_MATERIAL FOR THIS EXERCISE_
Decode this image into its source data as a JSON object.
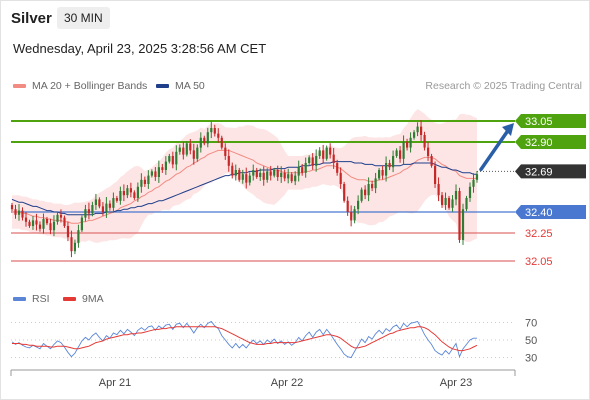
{
  "header": {
    "symbol": "Silver",
    "timeframe": "30 MIN",
    "datetime": "Wednesday, April 23, 2025 3:28:56 AM CET",
    "credit": "Research © 2025 Trading Central"
  },
  "legend": {
    "bollinger": {
      "label": "MA 20 + Bollinger Bands",
      "color": "#f28b82"
    },
    "ma50": {
      "label": "MA 50",
      "color": "#1f3f8a"
    }
  },
  "rsi_legend": {
    "rsi": {
      "label": "RSI",
      "color": "#5b86d6"
    },
    "ma": {
      "label": "9MA",
      "color": "#e53935"
    }
  },
  "colors": {
    "up": "#2e7d32",
    "down": "#c62828",
    "resistance": "#4fa30f",
    "support_blue": "#4a78d0",
    "support_red": "#e07070",
    "arrow": "#2a5fa8",
    "current": "#333333"
  },
  "chart_data": [
    {
      "type": "candlestick",
      "x_ticks": [
        "Apr 21",
        "Apr 22",
        "Apr 23"
      ],
      "ylim": [
        31.95,
        33.2
      ],
      "grid": false,
      "levels": [
        {
          "value": 33.05,
          "label": "33.05",
          "kind": "resistance"
        },
        {
          "value": 32.9,
          "label": "32.90",
          "kind": "resistance"
        },
        {
          "value": 32.69,
          "label": "32.69",
          "kind": "current"
        },
        {
          "value": 32.4,
          "label": "32.40",
          "kind": "support_blue"
        },
        {
          "value": 32.25,
          "label": "32.25",
          "kind": "support_red"
        },
        {
          "value": 32.05,
          "label": "32.05",
          "kind": "support_red"
        }
      ],
      "forecast_arrow": {
        "from": 32.69,
        "to": 33.05
      },
      "close": [
        32.42,
        32.38,
        32.41,
        32.36,
        32.33,
        32.3,
        32.34,
        32.31,
        32.28,
        32.35,
        32.32,
        32.27,
        32.33,
        32.38,
        32.36,
        32.3,
        32.22,
        32.12,
        32.18,
        32.27,
        32.36,
        32.42,
        32.39,
        32.45,
        32.49,
        32.44,
        32.4,
        32.46,
        32.43,
        32.5,
        32.48,
        32.55,
        32.52,
        32.57,
        32.54,
        32.5,
        32.58,
        32.63,
        32.6,
        32.66,
        32.69,
        32.65,
        32.72,
        32.7,
        32.76,
        32.8,
        32.74,
        32.83,
        32.86,
        32.81,
        32.89,
        32.84,
        32.78,
        32.86,
        32.93,
        32.89,
        32.97,
        33.0,
        32.96,
        32.93,
        32.86,
        32.8,
        32.73,
        32.66,
        32.7,
        32.63,
        32.67,
        32.61,
        32.66,
        32.7,
        32.65,
        32.68,
        32.63,
        32.69,
        32.66,
        32.7,
        32.65,
        32.68,
        32.64,
        32.67,
        32.62,
        32.66,
        32.72,
        32.68,
        32.75,
        32.79,
        32.73,
        32.8,
        32.84,
        32.78,
        32.86,
        32.81,
        32.75,
        32.68,
        32.6,
        32.48,
        32.4,
        32.34,
        32.42,
        32.48,
        32.56,
        32.52,
        32.6,
        32.57,
        32.64,
        32.7,
        32.66,
        32.75,
        32.72,
        32.8,
        32.84,
        32.78,
        32.9,
        32.86,
        32.93,
        32.97,
        33.01,
        32.95,
        32.86,
        32.8,
        32.73,
        32.6,
        32.52,
        32.45,
        32.5,
        32.43,
        32.49,
        32.55,
        32.2,
        32.42,
        32.5,
        32.58,
        32.63,
        32.67
      ],
      "ma20": [
        32.4,
        32.4,
        32.4,
        32.39,
        32.39,
        32.38,
        32.37,
        32.37,
        32.36,
        32.36,
        32.35,
        32.35,
        32.34,
        32.34,
        32.34,
        32.33,
        32.33,
        32.32,
        32.32,
        32.32,
        32.33,
        32.33,
        32.34,
        32.34,
        32.35,
        32.36,
        32.37,
        32.38,
        32.39,
        32.4,
        32.41,
        32.43,
        32.44,
        32.45,
        32.46,
        32.48,
        32.49,
        32.51,
        32.52,
        32.54,
        32.55,
        32.57,
        32.58,
        32.6,
        32.62,
        32.63,
        32.65,
        32.67,
        32.68,
        32.7,
        32.72,
        32.73,
        32.75,
        32.76,
        32.78,
        32.79,
        32.81,
        32.82,
        32.83,
        32.84,
        32.84,
        32.84,
        32.84,
        32.83,
        32.82,
        32.81,
        32.8,
        32.79,
        32.78,
        32.77,
        32.75,
        32.74,
        32.73,
        32.72,
        32.71,
        32.7,
        32.7,
        32.69,
        32.68,
        32.68,
        32.68,
        32.68,
        32.68,
        32.68,
        32.69,
        32.69,
        32.7,
        32.7,
        32.71,
        32.72,
        32.73,
        32.73,
        32.73,
        32.72,
        32.71,
        32.69,
        32.67,
        32.65,
        32.64,
        32.63,
        32.63,
        32.63,
        32.62,
        32.62,
        32.62,
        32.63,
        32.63,
        32.64,
        32.65,
        32.66,
        32.67,
        32.68,
        32.7,
        32.71,
        32.73,
        32.75,
        32.77,
        32.78,
        32.79,
        32.79,
        32.79,
        32.78,
        32.76,
        32.74,
        32.73,
        32.71,
        32.7,
        32.69,
        32.66,
        32.65,
        32.64,
        32.64,
        32.64,
        32.64
      ],
      "ma50": [
        32.49,
        32.48,
        32.47,
        32.47,
        32.46,
        32.45,
        32.44,
        32.44,
        32.43,
        32.42,
        32.41,
        32.41,
        32.4,
        32.4,
        32.39,
        32.39,
        32.38,
        32.38,
        32.38,
        32.38,
        32.38,
        32.38,
        32.38,
        32.38,
        32.39,
        32.39,
        32.39,
        32.4,
        32.4,
        32.4,
        32.41,
        32.41,
        32.42,
        32.42,
        32.43,
        32.43,
        32.44,
        32.44,
        32.45,
        32.46,
        32.46,
        32.47,
        32.48,
        32.48,
        32.49,
        32.5,
        32.51,
        32.52,
        32.53,
        32.54,
        32.55,
        32.56,
        32.57,
        32.58,
        32.59,
        32.6,
        32.61,
        32.62,
        32.63,
        32.64,
        32.65,
        32.66,
        32.66,
        32.67,
        32.67,
        32.68,
        32.68,
        32.68,
        32.69,
        32.69,
        32.69,
        32.7,
        32.7,
        32.7,
        32.7,
        32.71,
        32.71,
        32.71,
        32.71,
        32.72,
        32.72,
        32.72,
        32.72,
        32.73,
        32.73,
        32.73,
        32.74,
        32.74,
        32.74,
        32.75,
        32.75,
        32.75,
        32.76,
        32.76,
        32.76,
        32.76,
        32.76,
        32.76,
        32.75,
        32.75,
        32.75,
        32.74,
        32.74,
        32.74,
        32.73,
        32.73,
        32.73,
        32.73,
        32.73,
        32.73,
        32.73,
        32.73,
        32.74,
        32.74,
        32.74,
        32.75,
        32.75,
        32.75,
        32.75,
        32.75,
        32.75,
        32.74,
        32.73,
        32.72,
        32.72,
        32.71,
        32.7,
        32.7,
        32.69,
        32.68,
        32.68,
        32.68,
        32.67,
        32.67
      ]
    },
    {
      "type": "line",
      "name": "RSI panel",
      "ylim": [
        25,
        75
      ],
      "y_ticks": [
        70,
        50,
        30
      ],
      "series": [
        {
          "name": "RSI",
          "values": [
            48,
            45,
            47,
            44,
            42,
            41,
            44,
            42,
            40,
            46,
            43,
            40,
            45,
            49,
            47,
            42,
            36,
            31,
            35,
            42,
            49,
            53,
            50,
            55,
            58,
            53,
            49,
            55,
            52,
            58,
            56,
            61,
            57,
            62,
            59,
            55,
            61,
            64,
            61,
            65,
            66,
            61,
            66,
            63,
            67,
            68,
            62,
            68,
            69,
            64,
            69,
            64,
            58,
            64,
            68,
            64,
            69,
            71,
            66,
            63,
            55,
            50,
            45,
            41,
            46,
            41,
            45,
            41,
            46,
            50,
            46,
            49,
            45,
            50,
            47,
            51,
            46,
            49,
            45,
            48,
            44,
            47,
            53,
            49,
            55,
            59,
            53,
            59,
            62,
            56,
            62,
            57,
            51,
            45,
            40,
            34,
            31,
            30,
            37,
            44,
            51,
            47,
            54,
            51,
            57,
            61,
            57,
            63,
            60,
            65,
            67,
            62,
            69,
            65,
            69,
            70,
            71,
            64,
            56,
            50,
            45,
            38,
            35,
            33,
            38,
            34,
            40,
            46,
            31,
            40,
            45,
            50,
            52,
            52
          ]
        },
        {
          "name": "9MA",
          "values": [
            46,
            46,
            46,
            45,
            45,
            44,
            44,
            43,
            43,
            43,
            43,
            42,
            42,
            43,
            43,
            43,
            42,
            41,
            40,
            40,
            41,
            42,
            43,
            45,
            47,
            48,
            49,
            51,
            52,
            53,
            54,
            55,
            56,
            56,
            57,
            57,
            58,
            58,
            59,
            60,
            61,
            62,
            62,
            63,
            63,
            64,
            64,
            65,
            65,
            65,
            65,
            65,
            65,
            65,
            65,
            65,
            65,
            65,
            65,
            64,
            63,
            61,
            59,
            57,
            55,
            53,
            51,
            49,
            47,
            46,
            45,
            45,
            45,
            46,
            46,
            47,
            47,
            47,
            47,
            47,
            47,
            47,
            48,
            49,
            50,
            51,
            52,
            53,
            54,
            55,
            56,
            56,
            55,
            54,
            52,
            49,
            46,
            43,
            41,
            41,
            42,
            43,
            45,
            47,
            49,
            51,
            53,
            55,
            57,
            58,
            60,
            61,
            62,
            63,
            64,
            64,
            65,
            65,
            64,
            62,
            59,
            56,
            52,
            48,
            45,
            42,
            40,
            39,
            38,
            38,
            39,
            40,
            42,
            44
          ]
        }
      ]
    }
  ]
}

_PROMPT_
Reply with only the number of lines in the entries that contain the word "label".

_RESPONSE FOR THIS EXERCISE_
10